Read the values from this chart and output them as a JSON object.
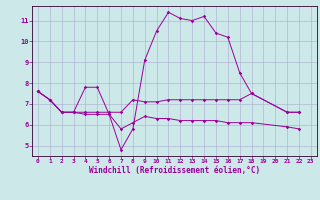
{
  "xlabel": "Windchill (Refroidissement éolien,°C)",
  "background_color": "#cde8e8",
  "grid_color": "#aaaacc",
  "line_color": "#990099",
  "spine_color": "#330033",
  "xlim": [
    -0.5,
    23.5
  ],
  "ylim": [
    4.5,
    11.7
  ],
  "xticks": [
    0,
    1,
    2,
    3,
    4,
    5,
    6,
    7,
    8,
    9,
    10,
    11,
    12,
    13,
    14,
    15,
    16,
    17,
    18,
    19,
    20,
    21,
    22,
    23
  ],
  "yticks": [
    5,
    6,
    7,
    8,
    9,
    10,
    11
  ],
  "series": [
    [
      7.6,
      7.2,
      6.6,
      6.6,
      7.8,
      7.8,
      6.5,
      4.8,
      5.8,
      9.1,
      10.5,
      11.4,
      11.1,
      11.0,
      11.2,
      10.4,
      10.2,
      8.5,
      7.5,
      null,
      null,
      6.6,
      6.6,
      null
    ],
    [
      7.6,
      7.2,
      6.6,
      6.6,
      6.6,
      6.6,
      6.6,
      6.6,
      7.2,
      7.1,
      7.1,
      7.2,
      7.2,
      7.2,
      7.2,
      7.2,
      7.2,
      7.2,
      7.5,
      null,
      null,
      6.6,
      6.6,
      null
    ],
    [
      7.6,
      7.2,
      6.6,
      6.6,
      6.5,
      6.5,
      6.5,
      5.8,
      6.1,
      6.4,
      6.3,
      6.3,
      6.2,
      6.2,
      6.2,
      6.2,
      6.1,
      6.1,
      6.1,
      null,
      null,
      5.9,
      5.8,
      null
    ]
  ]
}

════════════════════

Aim:
Repeat all the records above exactly, leaving out any pictures.

Solution to this task:
Read the values from this chart and output them as a JSON object.
{
  "xlabel": "Windchill (Refroidissement éolien,°C)",
  "background_color": "#cde8e8",
  "grid_color": "#aaaacc",
  "line_color": "#990099",
  "spine_color": "#330033",
  "xlim": [
    -0.5,
    23.5
  ],
  "ylim": [
    4.5,
    11.7
  ],
  "xticks": [
    0,
    1,
    2,
    3,
    4,
    5,
    6,
    7,
    8,
    9,
    10,
    11,
    12,
    13,
    14,
    15,
    16,
    17,
    18,
    19,
    20,
    21,
    22,
    23
  ],
  "yticks": [
    5,
    6,
    7,
    8,
    9,
    10,
    11
  ],
  "series": [
    [
      7.6,
      7.2,
      6.6,
      6.6,
      7.8,
      7.8,
      6.5,
      4.8,
      5.8,
      9.1,
      10.5,
      11.4,
      11.1,
      11.0,
      11.2,
      10.4,
      10.2,
      8.5,
      7.5,
      null,
      null,
      6.6,
      6.6,
      null
    ],
    [
      7.6,
      7.2,
      6.6,
      6.6,
      6.6,
      6.6,
      6.6,
      6.6,
      7.2,
      7.1,
      7.1,
      7.2,
      7.2,
      7.2,
      7.2,
      7.2,
      7.2,
      7.2,
      7.5,
      null,
      null,
      6.6,
      6.6,
      null
    ],
    [
      7.6,
      7.2,
      6.6,
      6.6,
      6.5,
      6.5,
      6.5,
      5.8,
      6.1,
      6.4,
      6.3,
      6.3,
      6.2,
      6.2,
      6.2,
      6.2,
      6.1,
      6.1,
      6.1,
      null,
      null,
      5.9,
      5.8,
      null
    ]
  ]
}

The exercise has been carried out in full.